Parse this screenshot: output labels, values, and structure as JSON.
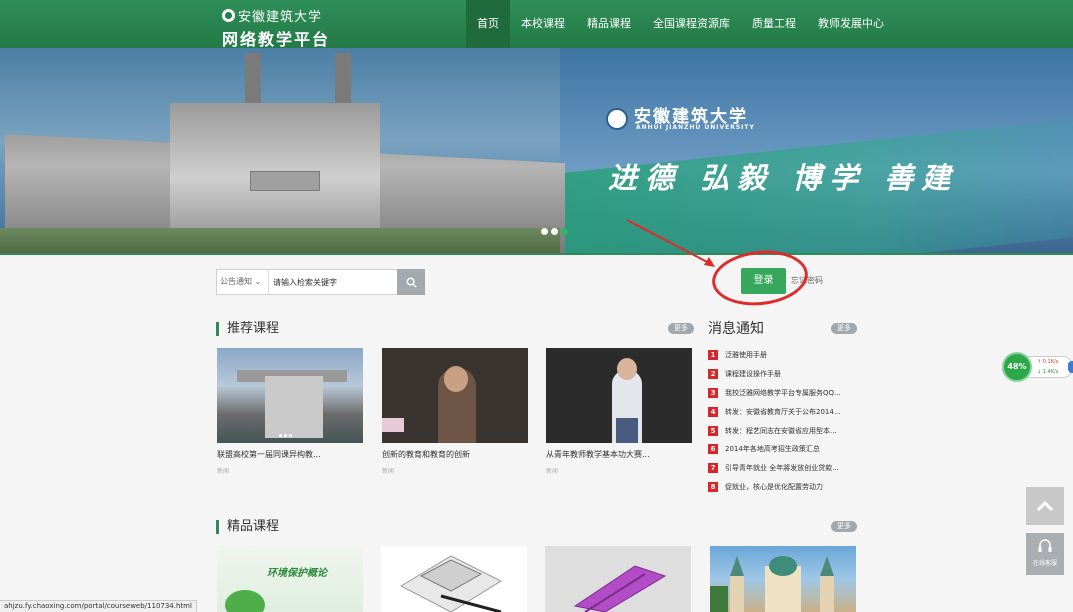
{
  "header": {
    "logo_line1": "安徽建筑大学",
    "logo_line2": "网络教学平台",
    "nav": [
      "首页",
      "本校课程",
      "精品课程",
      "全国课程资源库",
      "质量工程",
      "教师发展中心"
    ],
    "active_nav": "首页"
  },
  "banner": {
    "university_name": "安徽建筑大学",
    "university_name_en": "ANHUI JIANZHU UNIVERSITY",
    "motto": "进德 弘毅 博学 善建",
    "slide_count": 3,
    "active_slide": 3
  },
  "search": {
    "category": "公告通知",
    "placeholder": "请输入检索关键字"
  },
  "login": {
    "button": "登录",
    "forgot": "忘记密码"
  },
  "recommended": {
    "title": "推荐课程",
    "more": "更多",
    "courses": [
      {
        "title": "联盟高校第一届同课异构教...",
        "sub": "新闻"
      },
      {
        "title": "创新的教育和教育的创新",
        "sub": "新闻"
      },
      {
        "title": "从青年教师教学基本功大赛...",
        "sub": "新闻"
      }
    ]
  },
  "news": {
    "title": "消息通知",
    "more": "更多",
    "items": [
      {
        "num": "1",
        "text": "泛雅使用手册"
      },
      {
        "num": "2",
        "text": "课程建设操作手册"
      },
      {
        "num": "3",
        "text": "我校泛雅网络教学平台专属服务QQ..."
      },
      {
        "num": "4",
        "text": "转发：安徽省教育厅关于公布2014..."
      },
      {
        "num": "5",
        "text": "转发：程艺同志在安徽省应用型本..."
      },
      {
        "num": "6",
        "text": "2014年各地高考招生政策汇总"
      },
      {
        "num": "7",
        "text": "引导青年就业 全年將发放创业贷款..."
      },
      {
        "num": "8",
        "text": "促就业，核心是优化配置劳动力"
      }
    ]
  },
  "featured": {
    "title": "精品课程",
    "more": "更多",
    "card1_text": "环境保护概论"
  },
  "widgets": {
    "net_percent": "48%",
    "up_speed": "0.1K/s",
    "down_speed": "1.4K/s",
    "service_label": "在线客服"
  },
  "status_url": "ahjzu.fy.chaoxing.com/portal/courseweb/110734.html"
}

____

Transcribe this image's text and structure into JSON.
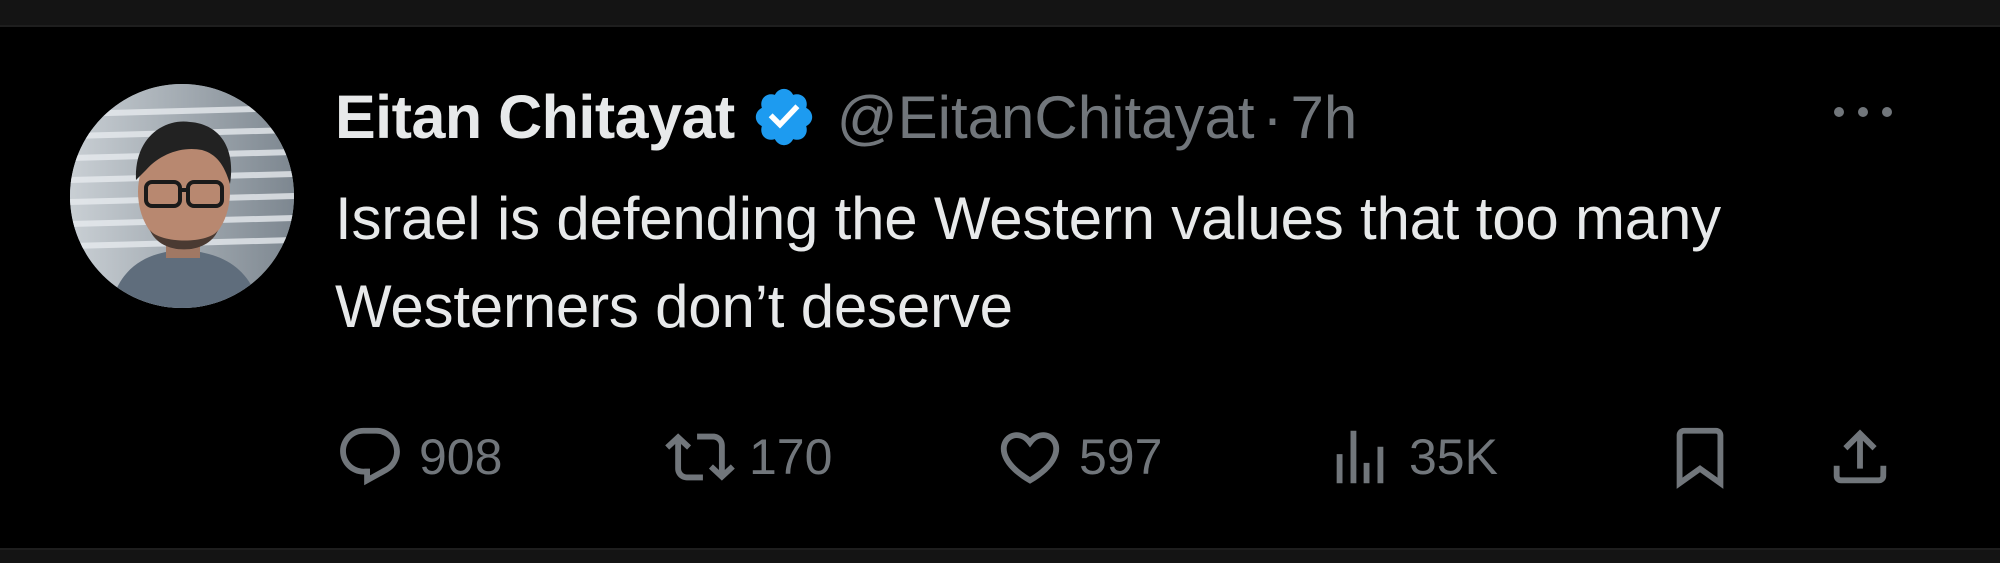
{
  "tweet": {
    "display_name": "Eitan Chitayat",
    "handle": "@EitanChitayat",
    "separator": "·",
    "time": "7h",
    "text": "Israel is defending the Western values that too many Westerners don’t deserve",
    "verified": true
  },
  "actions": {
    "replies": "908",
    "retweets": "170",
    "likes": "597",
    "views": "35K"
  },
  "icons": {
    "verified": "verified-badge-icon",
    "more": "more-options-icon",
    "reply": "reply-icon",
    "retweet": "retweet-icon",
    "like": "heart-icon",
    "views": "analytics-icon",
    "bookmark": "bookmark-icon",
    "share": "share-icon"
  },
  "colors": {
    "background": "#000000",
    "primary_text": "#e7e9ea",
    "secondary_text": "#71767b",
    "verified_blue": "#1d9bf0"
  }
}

____

Instructions to follow: Count every line bearing the word "values"; report the total only.

Correct response: 2